___ GIVEN RECORDS ___

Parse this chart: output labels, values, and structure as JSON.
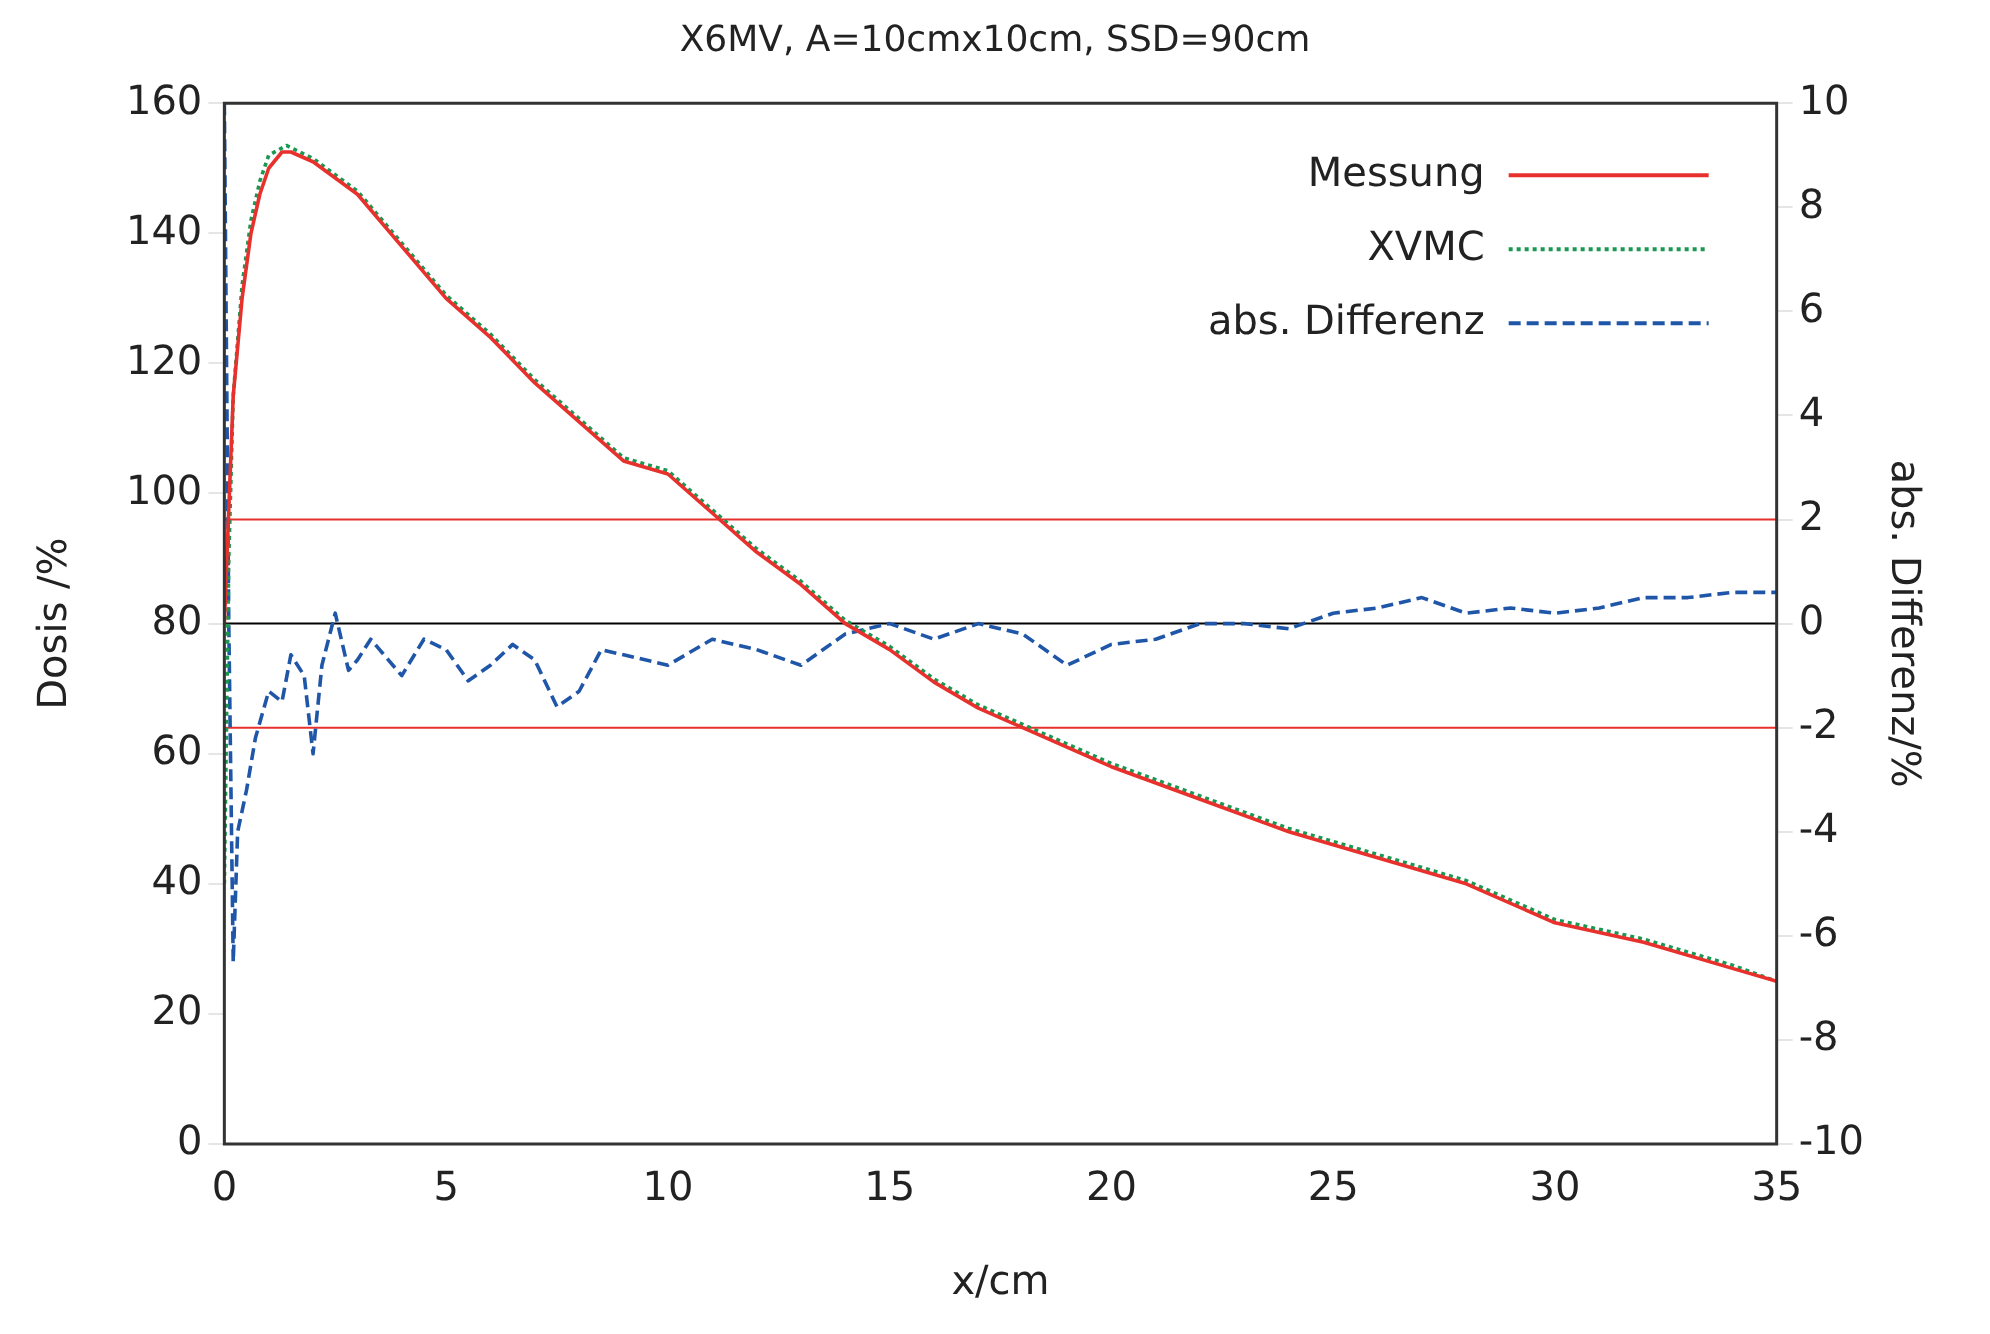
{
  "chart_data": {
    "type": "line",
    "title": "X6MV, A=10cmx10cm, SSD=90cm",
    "xlabel": "x/cm",
    "ylabel": "Dosis /%",
    "y2label": "abs. Differenz/%",
    "xlim": [
      0,
      35
    ],
    "xticks": [
      0,
      5,
      10,
      15,
      20,
      25,
      30,
      35
    ],
    "ylim": [
      0,
      160
    ],
    "yticks": [
      0,
      20,
      40,
      60,
      80,
      100,
      120,
      140,
      160
    ],
    "y2lim": [
      -10,
      10
    ],
    "y2ticks": [
      -10,
      -8,
      -6,
      -4,
      -2,
      0,
      2,
      4,
      6,
      8,
      10
    ],
    "grid": false,
    "legend": "top right",
    "marker": "none",
    "series": [
      {
        "name": "Messung",
        "color": "#e8312d",
        "line_style": "solid",
        "x": [
          0,
          0.2,
          0.4,
          0.6,
          0.8,
          1.0,
          1.3,
          1.5,
          2,
          3,
          4,
          5,
          6,
          7,
          8,
          9,
          10,
          11,
          12,
          13,
          14,
          15,
          16,
          17,
          18,
          20,
          22,
          24,
          26,
          28,
          30,
          32,
          34,
          35
        ],
        "values": [
          80,
          115,
          130,
          140,
          146,
          150,
          152.5,
          152.5,
          151,
          146,
          138,
          130,
          124,
          117,
          111,
          105,
          103,
          97,
          91,
          86,
          80,
          76,
          71,
          67,
          64,
          58,
          53,
          48,
          44,
          40,
          34,
          31,
          27,
          25
        ]
      },
      {
        "name": "XVMC",
        "color": "#1a9850",
        "line_style": "dotted",
        "x": [
          0,
          0.1,
          0.2,
          0.4,
          0.6,
          0.8,
          1.0,
          1.4,
          2,
          3,
          4,
          5,
          6,
          7,
          8,
          9,
          10,
          11,
          12,
          13,
          14,
          15,
          16,
          17,
          18,
          20,
          22,
          24,
          26,
          28,
          30,
          32,
          34,
          35
        ],
        "values": [
          40,
          90,
          115,
          132,
          142,
          148,
          152,
          153.5,
          151.5,
          146.5,
          138.5,
          130.5,
          124.5,
          117.5,
          111.5,
          105.5,
          103.5,
          97.5,
          91.5,
          86.5,
          80.5,
          76.5,
          71.5,
          67.5,
          64.5,
          58.5,
          53.5,
          48.5,
          44.5,
          40.5,
          34.5,
          31.5,
          27.5,
          25
        ]
      },
      {
        "name": "abs. Differenz",
        "color": "#1f56a8",
        "line_style": "dashed",
        "axis": "y2",
        "x": [
          0,
          0.1,
          0.2,
          0.3,
          0.5,
          0.7,
          1.0,
          1.3,
          1.5,
          1.8,
          2.0,
          2.2,
          2.5,
          2.8,
          3,
          3.3,
          3.5,
          4,
          4.5,
          5,
          5.5,
          6,
          6.5,
          7,
          7.5,
          8,
          8.5,
          9,
          10,
          11,
          12,
          13,
          14,
          15,
          16,
          17,
          18,
          19,
          20,
          21,
          22,
          23,
          24,
          25,
          26,
          27,
          28,
          29,
          30,
          31,
          32,
          33,
          34,
          35
        ],
        "values": [
          10,
          0,
          -6.5,
          -4,
          -3.2,
          -2.2,
          -1.3,
          -1.5,
          -0.6,
          -1,
          -2.5,
          -0.8,
          0.2,
          -0.9,
          -0.7,
          -0.3,
          -0.5,
          -1,
          -0.3,
          -0.5,
          -1.1,
          -0.8,
          -0.4,
          -0.7,
          -1.6,
          -1.3,
          -0.5,
          -0.6,
          -0.8,
          -0.3,
          -0.5,
          -0.8,
          -0.2,
          0,
          -0.3,
          0,
          -0.2,
          -0.8,
          -0.4,
          -0.3,
          0,
          0,
          -0.1,
          0.2,
          0.3,
          0.5,
          0.2,
          0.3,
          0.2,
          0.3,
          0.5,
          0.5,
          0.6,
          0.6
        ]
      }
    ],
    "ref_lines": [
      {
        "axis": "y2",
        "value": 2,
        "color": "#e8312d"
      },
      {
        "axis": "y2",
        "value": 0,
        "color": "#000000"
      },
      {
        "axis": "y2",
        "value": -2,
        "color": "#e8312d"
      }
    ]
  }
}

___

▸ **EXERCISE DESCRIPTION**: Check each line of the records for the word "name", and show the lines that contain it.

▸ **TASK OUTPUT**:
        "name": "Messung",
        "name": "XVMC",
        "name": "abs. Differenz",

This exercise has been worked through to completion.